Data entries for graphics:
——————————

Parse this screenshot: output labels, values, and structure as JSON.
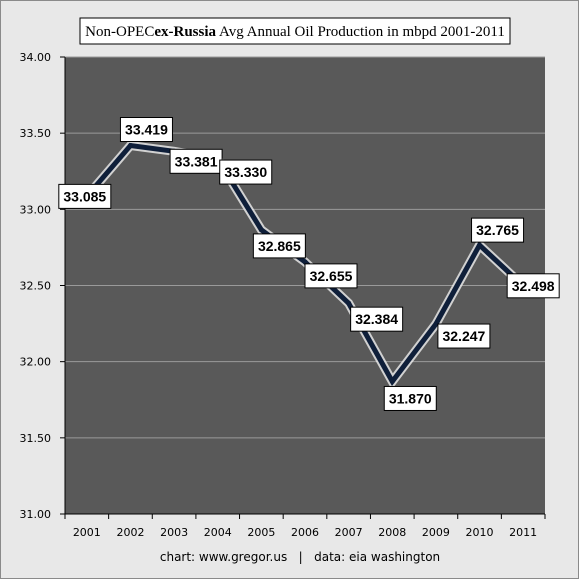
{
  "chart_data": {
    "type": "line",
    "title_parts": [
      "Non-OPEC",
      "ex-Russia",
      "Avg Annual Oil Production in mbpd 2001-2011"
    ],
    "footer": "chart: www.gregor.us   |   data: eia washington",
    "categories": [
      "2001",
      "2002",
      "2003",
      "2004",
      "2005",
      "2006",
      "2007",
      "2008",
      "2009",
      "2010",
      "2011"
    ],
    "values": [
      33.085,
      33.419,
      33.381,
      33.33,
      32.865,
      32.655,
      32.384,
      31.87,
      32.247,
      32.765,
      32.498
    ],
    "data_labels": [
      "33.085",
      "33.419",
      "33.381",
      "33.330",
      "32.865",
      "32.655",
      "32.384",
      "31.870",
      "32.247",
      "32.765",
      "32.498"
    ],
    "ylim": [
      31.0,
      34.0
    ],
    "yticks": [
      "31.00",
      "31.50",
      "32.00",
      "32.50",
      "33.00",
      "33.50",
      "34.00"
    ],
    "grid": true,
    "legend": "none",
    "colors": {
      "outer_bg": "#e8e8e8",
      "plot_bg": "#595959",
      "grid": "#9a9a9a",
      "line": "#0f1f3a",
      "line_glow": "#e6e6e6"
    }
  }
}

——————————

> [WHAT YOU SHOULD DO]:
Transcribe all of the material exactly, leaving out whatever pictures it contains.

> [SOLUTION FOR THIS PROBLEM]:
Parse this screenshot: output labels, values, and structure as JSON.
{
  "chart_data": {
    "type": "line",
    "title_parts": [
      "Non-OPEC",
      "ex-Russia",
      "Avg Annual Oil Production in mbpd 2001-2011"
    ],
    "footer": "chart: www.gregor.us   |   data: eia washington",
    "categories": [
      "2001",
      "2002",
      "2003",
      "2004",
      "2005",
      "2006",
      "2007",
      "2008",
      "2009",
      "2010",
      "2011"
    ],
    "values": [
      33.085,
      33.419,
      33.381,
      33.33,
      32.865,
      32.655,
      32.384,
      31.87,
      32.247,
      32.765,
      32.498
    ],
    "data_labels": [
      "33.085",
      "33.419",
      "33.381",
      "33.330",
      "32.865",
      "32.655",
      "32.384",
      "31.870",
      "32.247",
      "32.765",
      "32.498"
    ],
    "ylim": [
      31.0,
      34.0
    ],
    "yticks": [
      "31.00",
      "31.50",
      "32.00",
      "32.50",
      "33.00",
      "33.50",
      "34.00"
    ],
    "grid": true,
    "legend": "none",
    "colors": {
      "outer_bg": "#e8e8e8",
      "plot_bg": "#595959",
      "grid": "#9a9a9a",
      "line": "#0f1f3a",
      "line_glow": "#e6e6e6"
    }
  }
}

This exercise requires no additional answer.